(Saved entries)
** START **
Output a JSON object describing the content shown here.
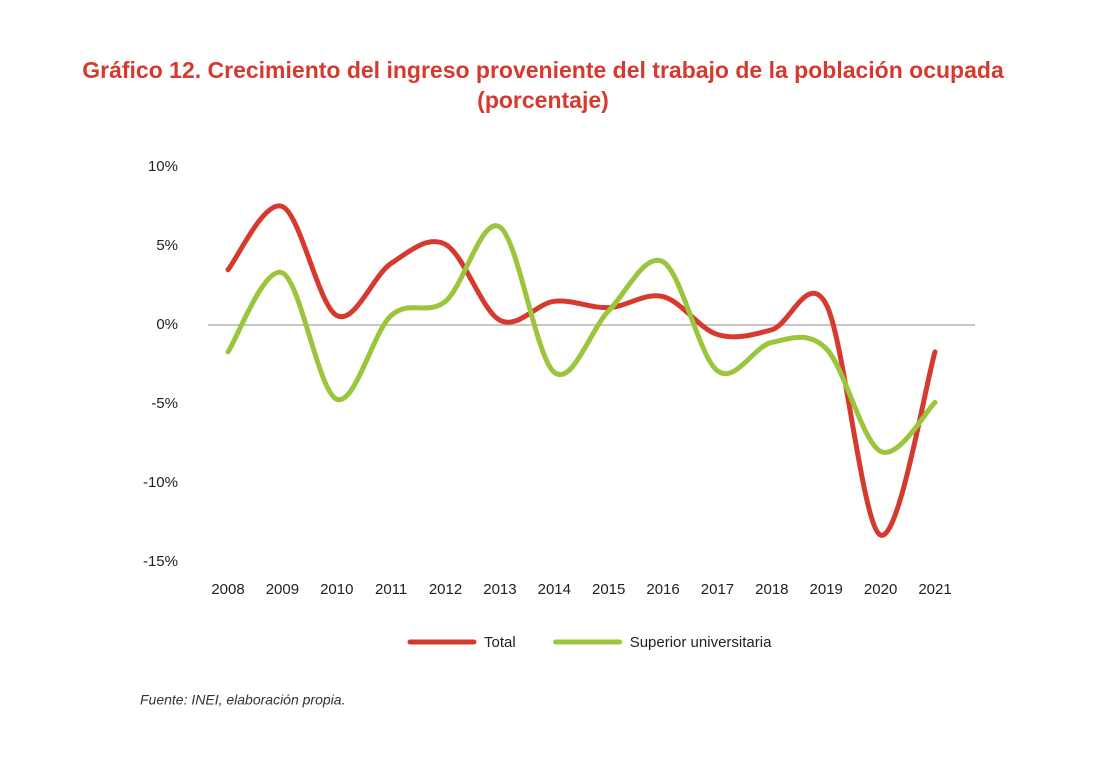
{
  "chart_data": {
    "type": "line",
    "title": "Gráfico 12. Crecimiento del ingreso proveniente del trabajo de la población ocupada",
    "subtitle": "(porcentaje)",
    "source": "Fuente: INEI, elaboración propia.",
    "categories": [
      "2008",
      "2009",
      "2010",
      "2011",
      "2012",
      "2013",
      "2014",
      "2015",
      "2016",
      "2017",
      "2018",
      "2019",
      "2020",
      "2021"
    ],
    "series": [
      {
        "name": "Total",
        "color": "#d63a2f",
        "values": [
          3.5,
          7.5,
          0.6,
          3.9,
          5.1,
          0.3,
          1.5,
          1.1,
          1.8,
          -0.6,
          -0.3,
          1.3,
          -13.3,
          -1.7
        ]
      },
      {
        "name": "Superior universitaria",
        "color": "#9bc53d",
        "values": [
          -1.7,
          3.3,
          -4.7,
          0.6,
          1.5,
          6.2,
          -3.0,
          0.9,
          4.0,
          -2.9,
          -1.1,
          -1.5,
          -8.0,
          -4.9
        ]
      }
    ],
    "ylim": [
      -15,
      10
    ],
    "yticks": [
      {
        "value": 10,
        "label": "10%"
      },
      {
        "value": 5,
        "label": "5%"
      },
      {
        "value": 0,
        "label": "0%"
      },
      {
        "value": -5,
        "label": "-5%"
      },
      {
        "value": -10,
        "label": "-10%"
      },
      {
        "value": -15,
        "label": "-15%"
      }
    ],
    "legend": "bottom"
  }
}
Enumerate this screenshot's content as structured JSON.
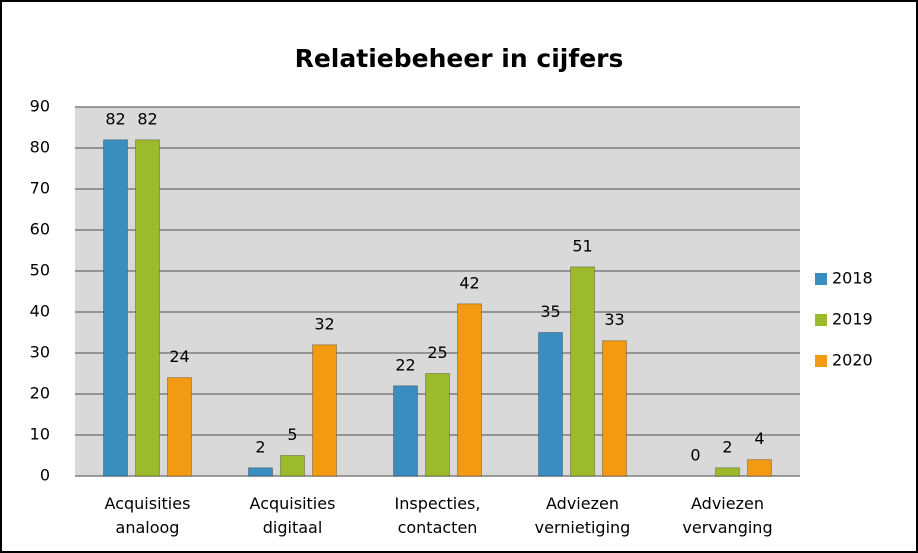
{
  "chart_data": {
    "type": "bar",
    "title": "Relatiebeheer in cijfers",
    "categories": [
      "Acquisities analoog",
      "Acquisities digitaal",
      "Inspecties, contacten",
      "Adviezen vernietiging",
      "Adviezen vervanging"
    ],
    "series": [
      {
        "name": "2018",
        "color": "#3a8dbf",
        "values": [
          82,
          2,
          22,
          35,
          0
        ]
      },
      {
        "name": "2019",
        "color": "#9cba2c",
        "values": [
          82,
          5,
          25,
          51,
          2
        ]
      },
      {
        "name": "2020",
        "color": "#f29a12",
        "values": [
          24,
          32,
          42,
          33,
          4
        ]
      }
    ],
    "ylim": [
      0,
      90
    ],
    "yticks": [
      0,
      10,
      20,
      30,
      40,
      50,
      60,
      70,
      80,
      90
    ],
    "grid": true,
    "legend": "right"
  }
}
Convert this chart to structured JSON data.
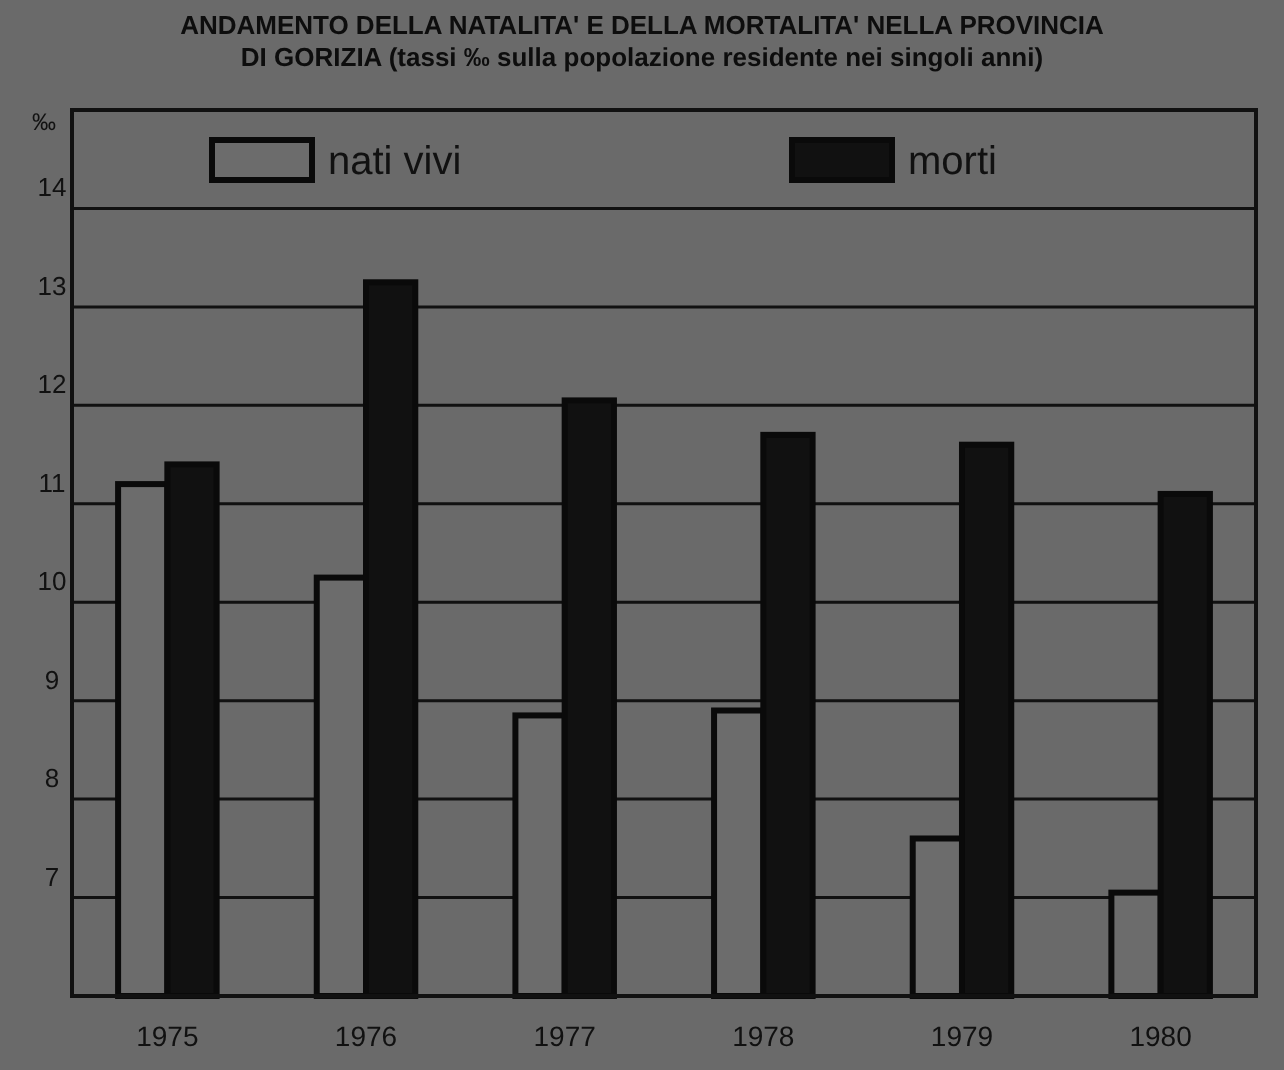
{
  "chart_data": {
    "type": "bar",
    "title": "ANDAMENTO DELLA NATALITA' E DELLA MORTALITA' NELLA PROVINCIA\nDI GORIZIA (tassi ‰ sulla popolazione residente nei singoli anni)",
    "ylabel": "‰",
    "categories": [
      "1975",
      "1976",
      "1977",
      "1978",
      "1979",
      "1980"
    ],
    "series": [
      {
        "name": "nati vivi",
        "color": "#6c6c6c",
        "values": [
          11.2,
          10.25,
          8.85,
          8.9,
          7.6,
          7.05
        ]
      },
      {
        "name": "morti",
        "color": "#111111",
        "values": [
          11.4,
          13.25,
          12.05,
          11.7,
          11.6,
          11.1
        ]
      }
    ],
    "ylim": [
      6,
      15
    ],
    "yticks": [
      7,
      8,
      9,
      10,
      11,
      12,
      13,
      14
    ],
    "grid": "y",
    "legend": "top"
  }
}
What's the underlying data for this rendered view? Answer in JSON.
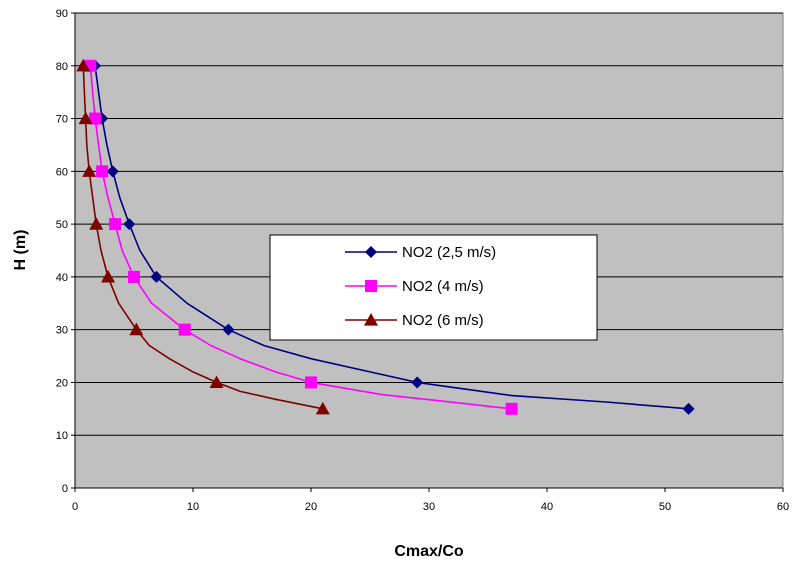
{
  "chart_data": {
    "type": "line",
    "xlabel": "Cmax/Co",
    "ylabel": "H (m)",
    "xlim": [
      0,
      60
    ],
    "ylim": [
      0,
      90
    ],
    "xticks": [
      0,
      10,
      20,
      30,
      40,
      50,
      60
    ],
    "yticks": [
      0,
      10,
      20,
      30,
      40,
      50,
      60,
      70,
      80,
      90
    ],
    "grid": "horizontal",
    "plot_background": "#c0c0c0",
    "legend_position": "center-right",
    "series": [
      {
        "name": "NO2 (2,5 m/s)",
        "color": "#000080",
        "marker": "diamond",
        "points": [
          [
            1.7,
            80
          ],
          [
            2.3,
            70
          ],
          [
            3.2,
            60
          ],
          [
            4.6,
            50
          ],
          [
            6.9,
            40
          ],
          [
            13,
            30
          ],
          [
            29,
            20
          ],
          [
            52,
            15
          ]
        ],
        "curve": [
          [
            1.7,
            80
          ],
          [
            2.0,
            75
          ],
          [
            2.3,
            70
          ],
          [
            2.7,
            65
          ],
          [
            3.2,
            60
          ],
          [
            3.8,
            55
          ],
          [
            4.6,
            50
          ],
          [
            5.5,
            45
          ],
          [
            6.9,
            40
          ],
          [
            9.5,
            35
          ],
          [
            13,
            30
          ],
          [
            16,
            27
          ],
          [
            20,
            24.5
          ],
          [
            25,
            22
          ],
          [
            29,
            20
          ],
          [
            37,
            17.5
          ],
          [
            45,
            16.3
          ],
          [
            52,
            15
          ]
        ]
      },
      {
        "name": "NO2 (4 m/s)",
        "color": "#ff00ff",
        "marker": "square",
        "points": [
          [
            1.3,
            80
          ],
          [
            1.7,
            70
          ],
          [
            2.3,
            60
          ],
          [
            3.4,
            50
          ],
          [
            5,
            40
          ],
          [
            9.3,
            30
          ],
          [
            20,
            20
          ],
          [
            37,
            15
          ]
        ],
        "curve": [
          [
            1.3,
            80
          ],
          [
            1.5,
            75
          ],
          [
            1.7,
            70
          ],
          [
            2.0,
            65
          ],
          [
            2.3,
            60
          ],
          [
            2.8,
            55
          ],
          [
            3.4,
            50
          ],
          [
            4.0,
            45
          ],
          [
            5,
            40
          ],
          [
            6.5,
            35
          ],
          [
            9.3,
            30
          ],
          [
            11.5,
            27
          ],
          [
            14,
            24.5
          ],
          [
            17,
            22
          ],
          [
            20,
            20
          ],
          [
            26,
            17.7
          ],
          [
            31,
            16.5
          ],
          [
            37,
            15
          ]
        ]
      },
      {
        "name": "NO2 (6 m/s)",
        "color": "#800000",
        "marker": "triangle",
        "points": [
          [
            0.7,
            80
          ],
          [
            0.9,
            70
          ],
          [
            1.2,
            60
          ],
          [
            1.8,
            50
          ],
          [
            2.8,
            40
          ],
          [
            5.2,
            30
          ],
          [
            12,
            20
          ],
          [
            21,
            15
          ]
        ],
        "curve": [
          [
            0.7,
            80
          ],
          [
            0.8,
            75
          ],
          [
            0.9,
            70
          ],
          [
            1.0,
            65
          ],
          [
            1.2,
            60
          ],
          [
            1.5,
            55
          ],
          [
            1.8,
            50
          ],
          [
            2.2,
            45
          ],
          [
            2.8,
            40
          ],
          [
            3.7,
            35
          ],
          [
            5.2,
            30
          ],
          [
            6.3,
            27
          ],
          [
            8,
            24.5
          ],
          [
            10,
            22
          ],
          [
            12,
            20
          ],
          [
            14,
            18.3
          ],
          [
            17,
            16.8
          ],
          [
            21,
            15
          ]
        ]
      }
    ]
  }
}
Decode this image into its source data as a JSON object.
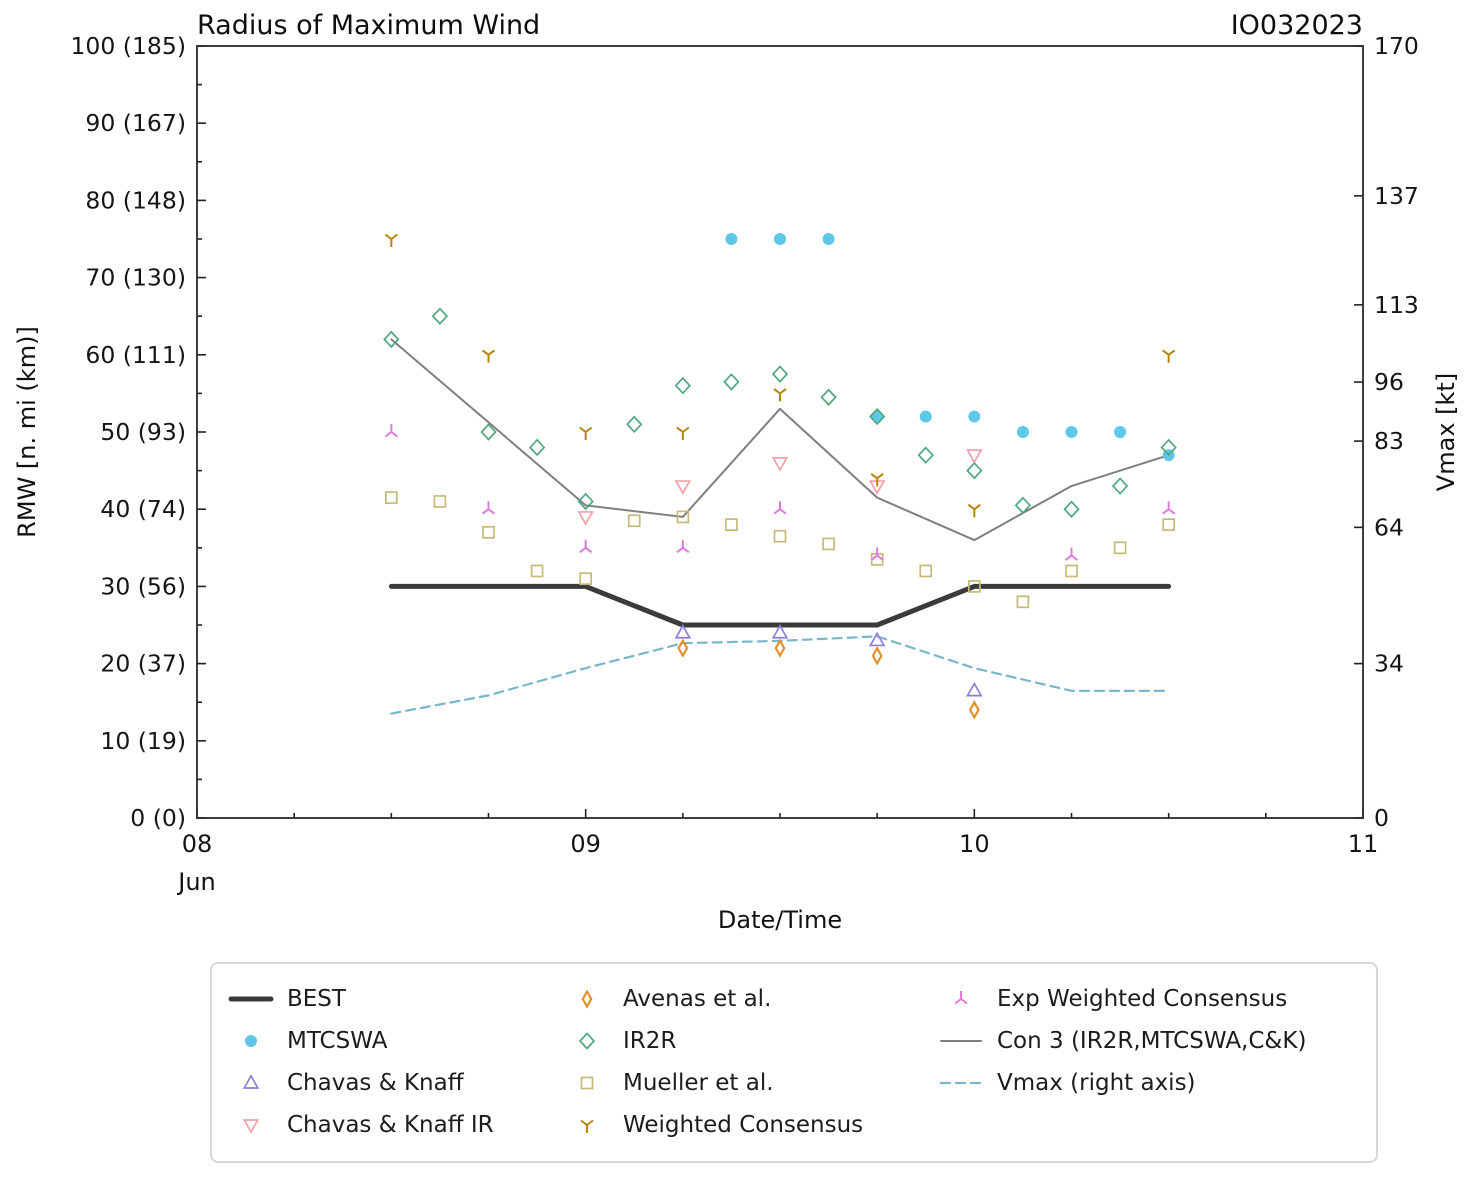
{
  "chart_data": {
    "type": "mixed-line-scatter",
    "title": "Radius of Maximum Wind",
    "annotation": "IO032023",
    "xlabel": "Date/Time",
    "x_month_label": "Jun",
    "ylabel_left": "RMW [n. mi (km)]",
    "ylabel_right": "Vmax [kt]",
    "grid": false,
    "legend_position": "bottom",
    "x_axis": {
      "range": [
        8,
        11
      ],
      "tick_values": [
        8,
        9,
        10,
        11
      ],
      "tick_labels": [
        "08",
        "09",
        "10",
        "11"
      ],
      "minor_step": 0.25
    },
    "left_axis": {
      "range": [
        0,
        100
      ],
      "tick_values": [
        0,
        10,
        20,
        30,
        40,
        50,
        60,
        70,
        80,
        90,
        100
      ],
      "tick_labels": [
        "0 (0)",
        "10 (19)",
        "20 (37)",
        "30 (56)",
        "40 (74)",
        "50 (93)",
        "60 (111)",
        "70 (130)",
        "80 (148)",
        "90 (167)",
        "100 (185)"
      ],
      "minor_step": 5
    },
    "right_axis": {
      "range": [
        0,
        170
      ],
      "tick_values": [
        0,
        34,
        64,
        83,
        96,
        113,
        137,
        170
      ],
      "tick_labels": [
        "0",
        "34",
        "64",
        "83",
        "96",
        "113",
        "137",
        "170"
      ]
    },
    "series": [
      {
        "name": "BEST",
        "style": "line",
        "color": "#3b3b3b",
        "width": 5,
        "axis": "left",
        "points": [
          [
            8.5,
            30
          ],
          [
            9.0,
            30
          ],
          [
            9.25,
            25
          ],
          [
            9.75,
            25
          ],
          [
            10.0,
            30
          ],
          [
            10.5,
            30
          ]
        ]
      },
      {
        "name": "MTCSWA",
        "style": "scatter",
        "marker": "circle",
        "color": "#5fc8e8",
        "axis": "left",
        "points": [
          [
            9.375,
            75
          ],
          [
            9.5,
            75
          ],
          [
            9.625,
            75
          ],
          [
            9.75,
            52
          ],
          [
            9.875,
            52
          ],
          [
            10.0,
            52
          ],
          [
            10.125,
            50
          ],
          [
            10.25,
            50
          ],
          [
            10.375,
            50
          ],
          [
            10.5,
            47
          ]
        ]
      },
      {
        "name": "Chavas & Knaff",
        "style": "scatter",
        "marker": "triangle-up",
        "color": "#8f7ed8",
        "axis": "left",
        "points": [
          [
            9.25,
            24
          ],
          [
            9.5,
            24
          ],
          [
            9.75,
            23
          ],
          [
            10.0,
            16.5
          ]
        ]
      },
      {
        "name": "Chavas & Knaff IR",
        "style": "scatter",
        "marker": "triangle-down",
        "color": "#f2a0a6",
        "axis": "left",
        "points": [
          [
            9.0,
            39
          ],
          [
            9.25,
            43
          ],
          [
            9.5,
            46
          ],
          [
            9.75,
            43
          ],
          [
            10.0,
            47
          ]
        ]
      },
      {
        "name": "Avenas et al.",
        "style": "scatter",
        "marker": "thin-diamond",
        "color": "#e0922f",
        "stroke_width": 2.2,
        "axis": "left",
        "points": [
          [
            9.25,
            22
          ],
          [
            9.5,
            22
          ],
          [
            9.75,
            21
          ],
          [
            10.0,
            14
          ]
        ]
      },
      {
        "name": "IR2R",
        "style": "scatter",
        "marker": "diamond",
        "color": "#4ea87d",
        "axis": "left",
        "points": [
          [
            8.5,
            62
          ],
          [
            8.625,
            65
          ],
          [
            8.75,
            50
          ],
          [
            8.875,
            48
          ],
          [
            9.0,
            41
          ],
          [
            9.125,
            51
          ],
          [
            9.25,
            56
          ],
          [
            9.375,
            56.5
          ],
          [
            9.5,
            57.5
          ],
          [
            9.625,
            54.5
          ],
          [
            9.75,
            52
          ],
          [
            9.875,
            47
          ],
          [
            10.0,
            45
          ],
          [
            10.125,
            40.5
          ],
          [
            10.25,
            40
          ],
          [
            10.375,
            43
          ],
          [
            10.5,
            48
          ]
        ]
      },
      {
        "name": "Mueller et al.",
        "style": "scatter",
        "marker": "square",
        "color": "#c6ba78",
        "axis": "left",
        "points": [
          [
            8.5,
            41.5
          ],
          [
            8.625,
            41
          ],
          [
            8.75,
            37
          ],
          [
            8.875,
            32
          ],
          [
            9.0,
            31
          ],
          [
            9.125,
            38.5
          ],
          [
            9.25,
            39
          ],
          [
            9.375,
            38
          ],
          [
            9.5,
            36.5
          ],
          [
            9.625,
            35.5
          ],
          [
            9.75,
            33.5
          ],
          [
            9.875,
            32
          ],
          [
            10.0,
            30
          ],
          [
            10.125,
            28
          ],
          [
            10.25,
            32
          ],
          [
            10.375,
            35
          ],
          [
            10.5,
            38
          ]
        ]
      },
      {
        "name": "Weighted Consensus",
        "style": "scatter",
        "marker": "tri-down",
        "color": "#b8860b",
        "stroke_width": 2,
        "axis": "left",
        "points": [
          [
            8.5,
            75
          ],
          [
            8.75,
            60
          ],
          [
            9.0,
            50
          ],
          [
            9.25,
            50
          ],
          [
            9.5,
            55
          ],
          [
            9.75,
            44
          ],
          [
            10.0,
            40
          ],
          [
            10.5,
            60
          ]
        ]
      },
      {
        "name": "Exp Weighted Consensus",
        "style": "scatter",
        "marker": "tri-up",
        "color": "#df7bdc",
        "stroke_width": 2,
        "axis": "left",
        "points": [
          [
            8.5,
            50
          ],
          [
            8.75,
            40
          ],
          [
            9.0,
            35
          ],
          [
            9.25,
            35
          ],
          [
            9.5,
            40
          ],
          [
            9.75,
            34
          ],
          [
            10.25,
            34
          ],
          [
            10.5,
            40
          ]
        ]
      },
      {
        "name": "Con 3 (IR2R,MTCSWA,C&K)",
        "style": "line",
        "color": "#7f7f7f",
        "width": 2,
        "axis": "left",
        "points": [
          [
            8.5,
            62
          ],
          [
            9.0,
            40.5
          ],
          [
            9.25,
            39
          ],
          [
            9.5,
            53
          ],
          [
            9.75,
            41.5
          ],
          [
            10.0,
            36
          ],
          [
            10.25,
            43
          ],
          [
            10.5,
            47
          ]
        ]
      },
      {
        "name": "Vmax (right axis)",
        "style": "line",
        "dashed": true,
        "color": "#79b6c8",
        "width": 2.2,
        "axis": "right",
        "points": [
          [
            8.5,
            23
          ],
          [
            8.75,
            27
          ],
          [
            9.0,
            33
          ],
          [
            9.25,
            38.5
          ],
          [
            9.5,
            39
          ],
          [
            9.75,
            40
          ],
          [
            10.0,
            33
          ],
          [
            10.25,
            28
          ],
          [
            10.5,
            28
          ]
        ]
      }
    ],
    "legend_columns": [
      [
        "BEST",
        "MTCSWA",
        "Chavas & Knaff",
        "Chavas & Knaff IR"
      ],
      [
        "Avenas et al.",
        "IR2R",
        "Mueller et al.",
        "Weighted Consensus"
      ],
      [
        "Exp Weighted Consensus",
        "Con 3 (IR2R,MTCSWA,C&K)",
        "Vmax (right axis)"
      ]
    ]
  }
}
** END **
§ **THE REQUEST**:
Copy every line above in which the string "Acquisities" shows up.

§ **ANSWER TO THIS TASK**:
      "Acquisities analoog",
      "Acquisities digitaal",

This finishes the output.